The problem
Output each entry below as it stands, leaving out every picture.

Part of a data file:
________________
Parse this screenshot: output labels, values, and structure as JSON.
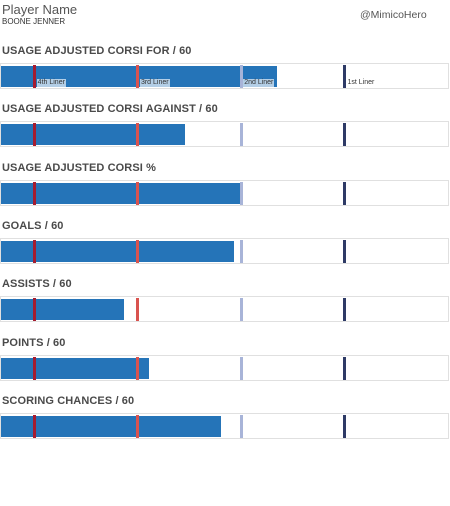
{
  "header": {
    "title": "Player Name",
    "player": "BOONE JENNER",
    "handle": "@MimicoHero"
  },
  "colors": {
    "bar": "#2574b8",
    "fourth_line": "#a51c30",
    "third_line": "#d9534f",
    "second_line": "#a8b4d8",
    "first_line": "#2e3a66"
  },
  "tiers": [
    {
      "key": "fourth",
      "label": "4th Liner"
    },
    {
      "key": "third",
      "label": "3rd Liner"
    },
    {
      "key": "second",
      "label": "2nd Liner"
    },
    {
      "key": "first",
      "label": "1st Liner"
    }
  ],
  "chart_data": {
    "type": "bar",
    "orientation": "horizontal",
    "scale": "relative position within each metric (0-1); reference lines mark line-tier thresholds",
    "metrics": [
      {
        "title": "USAGE ADJUSTED CORSI FOR / 60",
        "value": 0.615,
        "thresholds": [
          0.075,
          0.305,
          0.535,
          0.765
        ],
        "show_labels": true
      },
      {
        "title": "USAGE ADJUSTED CORSI AGAINST / 60",
        "value": 0.41,
        "thresholds": [
          0.075,
          0.305,
          0.535,
          0.765
        ],
        "show_labels": false
      },
      {
        "title": "USAGE ADJUSTED CORSI %",
        "value": 0.535,
        "thresholds": [
          0.075,
          0.305,
          0.535,
          0.765
        ],
        "show_labels": false
      },
      {
        "title": "GOALS / 60",
        "value": 0.52,
        "thresholds": [
          0.075,
          0.305,
          0.535,
          0.765
        ],
        "show_labels": false
      },
      {
        "title": "ASSISTS / 60",
        "value": 0.275,
        "thresholds": [
          0.075,
          0.305,
          0.535,
          0.765
        ],
        "show_labels": false
      },
      {
        "title": "POINTS / 60",
        "value": 0.33,
        "thresholds": [
          0.075,
          0.305,
          0.535,
          0.765
        ],
        "show_labels": false
      },
      {
        "title": "SCORING CHANCES / 60",
        "value": 0.49,
        "thresholds": [
          0.075,
          0.305,
          0.535,
          0.765
        ],
        "show_labels": false
      }
    ]
  }
}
________________
Solution to this exercise
Parse this screenshot: output labels, values, and structure as JSON.
{
  "header": {
    "title": "Player Name",
    "player": "BOONE JENNER",
    "handle": "@MimicoHero"
  },
  "colors": {
    "bar": "#2574b8",
    "fourth_line": "#a51c30",
    "third_line": "#d9534f",
    "second_line": "#a8b4d8",
    "first_line": "#2e3a66"
  },
  "tiers": [
    {
      "key": "fourth",
      "label": "4th Liner"
    },
    {
      "key": "third",
      "label": "3rd Liner"
    },
    {
      "key": "second",
      "label": "2nd Liner"
    },
    {
      "key": "first",
      "label": "1st Liner"
    }
  ],
  "chart_data": {
    "type": "bar",
    "orientation": "horizontal",
    "scale": "relative position within each metric (0-1); reference lines mark line-tier thresholds",
    "metrics": [
      {
        "title": "USAGE ADJUSTED CORSI FOR / 60",
        "value": 0.615,
        "thresholds": [
          0.075,
          0.305,
          0.535,
          0.765
        ],
        "show_labels": true
      },
      {
        "title": "USAGE ADJUSTED CORSI AGAINST / 60",
        "value": 0.41,
        "thresholds": [
          0.075,
          0.305,
          0.535,
          0.765
        ],
        "show_labels": false
      },
      {
        "title": "USAGE ADJUSTED CORSI %",
        "value": 0.535,
        "thresholds": [
          0.075,
          0.305,
          0.535,
          0.765
        ],
        "show_labels": false
      },
      {
        "title": "GOALS / 60",
        "value": 0.52,
        "thresholds": [
          0.075,
          0.305,
          0.535,
          0.765
        ],
        "show_labels": false
      },
      {
        "title": "ASSISTS / 60",
        "value": 0.275,
        "thresholds": [
          0.075,
          0.305,
          0.535,
          0.765
        ],
        "show_labels": false
      },
      {
        "title": "POINTS / 60",
        "value": 0.33,
        "thresholds": [
          0.075,
          0.305,
          0.535,
          0.765
        ],
        "show_labels": false
      },
      {
        "title": "SCORING CHANCES / 60",
        "value": 0.49,
        "thresholds": [
          0.075,
          0.305,
          0.535,
          0.765
        ],
        "show_labels": false
      }
    ]
  }
}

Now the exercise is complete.